### Task input
>> START

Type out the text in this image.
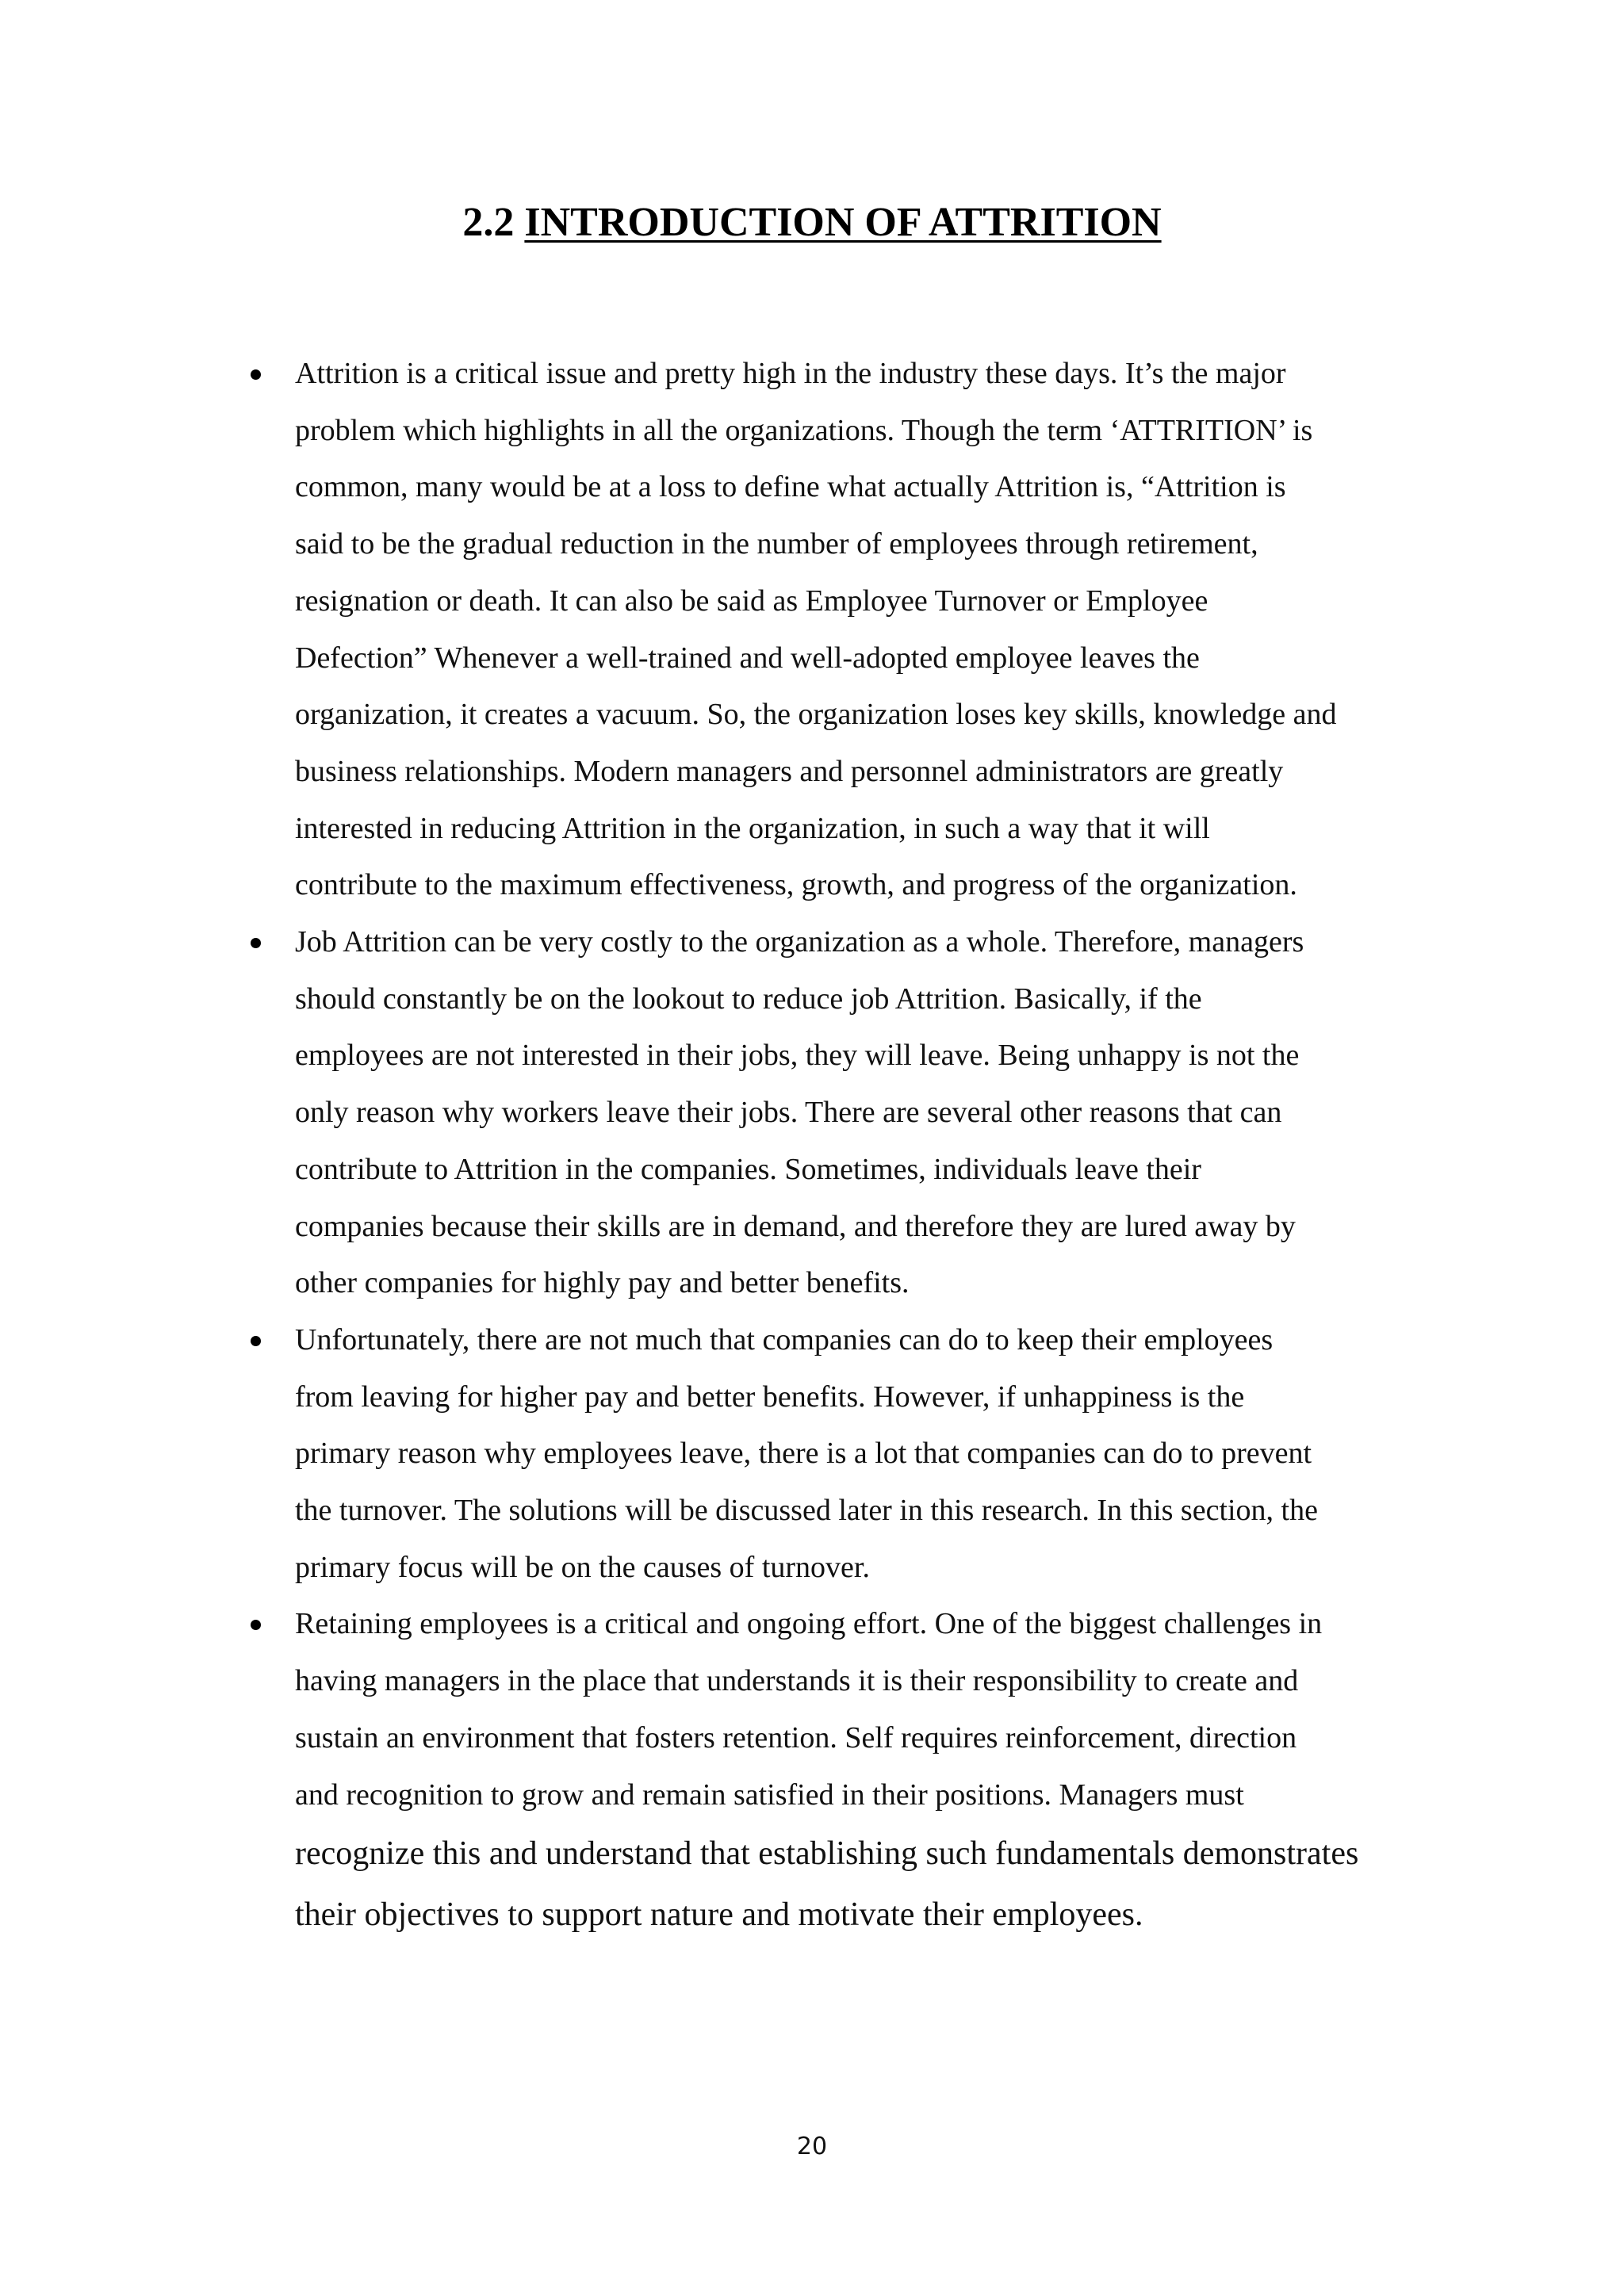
2.2 INTRODUCTION OF ATTRITION
Attrition is a critical issue and pretty high in the industry these days. It’s the major
problem which highlights in all the organizations. Though the term ‘ATTRITION’ is
common, many would be at a loss to define what actually Attrition is, “Attrition is
said to be the gradual reduction in the number of employees through retirement,
resignation or death. It can also be said as Employee Turnover or Employee
Defection” Whenever a well-trained and well-adopted employee leaves the
organization, it creates a vacuum. So, the organization loses key skills, knowledge and
business relationships. Modern managers and personnel administrators are greatly
interested in reducing Attrition in the organization, in such a way that it will
contribute to the maximum effectiveness, growth, and progress of the organization.
Job Attrition can be very costly to the organization as a whole. Therefore, managers
should constantly be on the lookout to reduce job Attrition. Basically, if the
employees are not interested in their jobs, they will leave. Being unhappy is not the
only reason why workers leave their jobs. There are several other reasons that can
contribute to Attrition in the companies. Sometimes, individuals leave their
companies because their skills are in demand, and therefore they are lured away by
other companies for highly pay and better benefits.
Unfortunately, there are not much that companies can do to keep their employees
from leaving for higher pay and better benefits. However, if unhappiness is the
primary reason why employees leave, there is a lot that companies can do to prevent
the turnover. The solutions will be discussed later in this research. In this section, the
primary focus will be on the causes of turnover.
Retaining employees is a critical and ongoing effort. One of the biggest challenges in
having managers in the place that understands it is their responsibility to create and
sustain an environment that fosters retention. Self requires reinforcement, direction
and recognition to grow and remain satisfied in their positions. Managers must
recognize this and understand that establishing such fundamentals demonstrates
their objectives to support nature and motivate their employees.
20
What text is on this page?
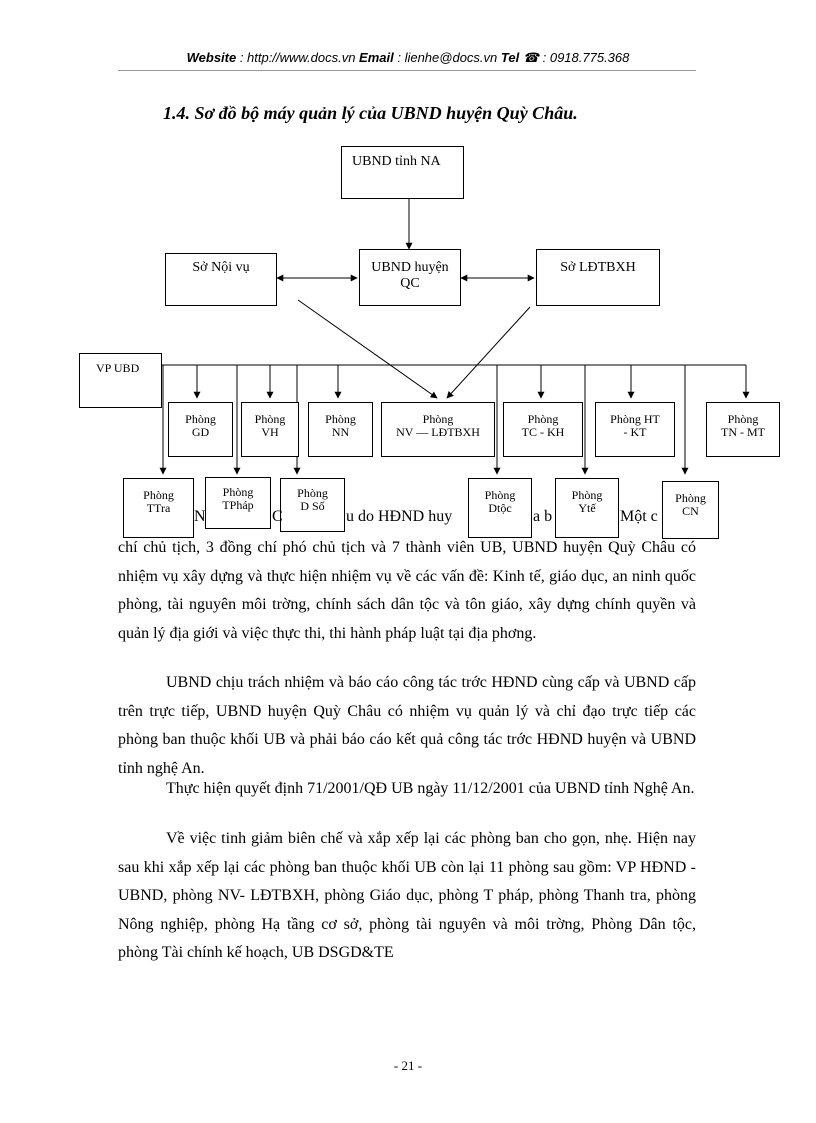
Website : http://www.docs.vn Email : lienhe@docs.vn Tel ☎ : 0918.775.368
1.4. Sơ đồ bộ máy quản lý của UBND huyện Quỳ Châu.
UBND tỉnh NA
Sở Nội vụ	UBND huyện
QC
Sở LĐTBXH
VP UBD
Phòng
GD
Phòng
VH
Phòng
NN
Phòng
NV — LĐTBXH
Phòng
TC - KH
Phòng HT
- KT
Phòng
TN - MT
Phòng
TTra
Phòng
TPháp
Phòng
D Số
Phòng
Dtộc
Phòng
Ytế
Phòng
CN
N	C	u do HĐND huy	a b	Một c
chí chủ tịch, 3 đồng chí phó chủ tịch và 7 thành viên UB, UBND huyện Quỳ Châu có nhiệm vụ xây dựng và thực hiện nhiệm vụ về các vấn đề: Kinh tế, giáo dục, an ninh quốc phòng, tài nguyên môi trờng, chính sách dân tộc và tôn giáo, xây dựng chính quyền và quản lý địa giới và việc thực thi, thi hành pháp luật tại địa phơng.
UBND chịu trách nhiệm và báo cáo công tác trớc HĐND cùng cấp và UBND cấp trên trực tiếp, UBND huyện Quỳ Châu có nhiệm vụ quản lý và chỉ đạo trực tiếp các phòng ban thuộc khối UB và phải báo cáo kết quả công tác trớc HĐND huyện và UBND tỉnh nghệ An.
Thực hiện quyết định 71/2001/QĐ UB ngày 11/12/2001 của UBND tỉnh Nghệ An.
Về việc tinh giảm biên chế và xắp xếp lại các phòng ban cho gọn, nhẹ. Hiện nay sau khi xắp xếp lại các phòng ban thuộc khối UB còn lại 11 phòng sau gồm: VP HĐND - UBND, phòng NV- LĐTBXH, phòng Giáo dục, phòng T pháp, phòng Thanh tra, phòng Nông nghiệp, phòng Hạ tầng cơ sở, phòng tài nguyên và môi trờng, Phòng Dân tộc, phòng Tài chính kế hoạch, UB DSGD&TE
- 21 -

>> END

### Description of the task
Every entry must be written out exactly, with all pictures left out.

### Written reply
Type out the text in this image.
2.2 INTRODUCTION OF ATTRITION
Attrition is a critical issue and pretty high in the industry these days. It’s the major
problem which highlights in all the organizations. Though the term ‘ATTRITION’ is
common, many would be at a loss to define what actually Attrition is, “Attrition is
said to be the gradual reduction in the number of employees through retirement,
resignation or death. It can also be said as Employee Turnover or Employee
Defection” Whenever a well-trained and well-adopted employee leaves the
organization, it creates a vacuum. So, the organization loses key skills, knowledge and
business relationships. Modern managers and personnel administrators are greatly
interested in reducing Attrition in the organization, in such a way that it will
contribute to the maximum effectiveness, growth, and progress of the organization.
Job Attrition can be very costly to the organization as a whole. Therefore, managers
should constantly be on the lookout to reduce job Attrition. Basically, if the
employees are not interested in their jobs, they will leave. Being unhappy is not the
only reason why workers leave their jobs. There are several other reasons that can
contribute to Attrition in the companies. Sometimes, individuals leave their
companies because their skills are in demand, and therefore they are lured away by
other companies for highly pay and better benefits.
Unfortunately, there are not much that companies can do to keep their employees
from leaving for higher pay and better benefits. However, if unhappiness is the
primary reason why employees leave, there is a lot that companies can do to prevent
the turnover. The solutions will be discussed later in this research. In this section, the
primary focus will be on the causes of turnover.
Retaining employees is a critical and ongoing effort. One of the biggest challenges in
having managers in the place that understands it is their responsibility to create and
sustain an environment that fosters retention. Self requires reinforcement, direction
and recognition to grow and remain satisfied in their positions. Managers must
recognize this and understand that establishing such fundamentals demonstrates
their objectives to support nature and motivate their employees.
20
What text is on this page?
Website : http://www.docs.vn Email : lienhe@docs.vn Tel ☎ : 0918.775.368
1.4. Sơ đồ bộ máy quản lý của UBND huyện Quỳ Châu.
UBND tỉnh NA
Sở Nội vụ	UBND huyện
QC
Sở LĐTBXH
VP UBD
Phòng
GD
Phòng
VH
Phòng
NN
Phòng
NV — LĐTBXH
Phòng
TC - KH
Phòng HT
- KT
Phòng
TN - MT
Phòng
TTra
Phòng
TPháp
Phòng
D Số
Phòng
Dtộc
Phòng
Ytế
Phòng
CN
N	C	u do HĐND huy	a b	Một c
chí chủ tịch, 3 đồng chí phó chủ tịch và 7 thành viên UB, UBND huyện Quỳ Châu có nhiệm vụ xây dựng và thực hiện nhiệm vụ về các vấn đề: Kinh tế, giáo dục, an ninh quốc phòng, tài nguyên môi trờng, chính sách dân tộc và tôn giáo, xây dựng chính quyền và quản lý địa giới và việc thực thi, thi hành pháp luật tại địa phơng.
UBND chịu trách nhiệm và báo cáo công tác trớc HĐND cùng cấp và UBND cấp trên trực tiếp, UBND huyện Quỳ Châu có nhiệm vụ quản lý và chỉ đạo trực tiếp các phòng ban thuộc khối UB và phải báo cáo kết quả công tác trớc HĐND huyện và UBND tỉnh nghệ An.
Thực hiện quyết định 71/2001/QĐ UB ngày 11/12/2001 của UBND tỉnh Nghệ An.
Về việc tinh giảm biên chế và xắp xếp lại các phòng ban cho gọn, nhẹ. Hiện nay sau khi xắp xếp lại các phòng ban thuộc khối UB còn lại 11 phòng sau gồm: VP HĐND - UBND, phòng NV- LĐTBXH, phòng Giáo dục, phòng T pháp, phòng Thanh tra, phòng Nông nghiệp, phòng Hạ tầng cơ sở, phòng tài nguyên và môi trờng, Phòng Dân tộc, phòng Tài chính kế hoạch, UB DSGD&TE
- 21 -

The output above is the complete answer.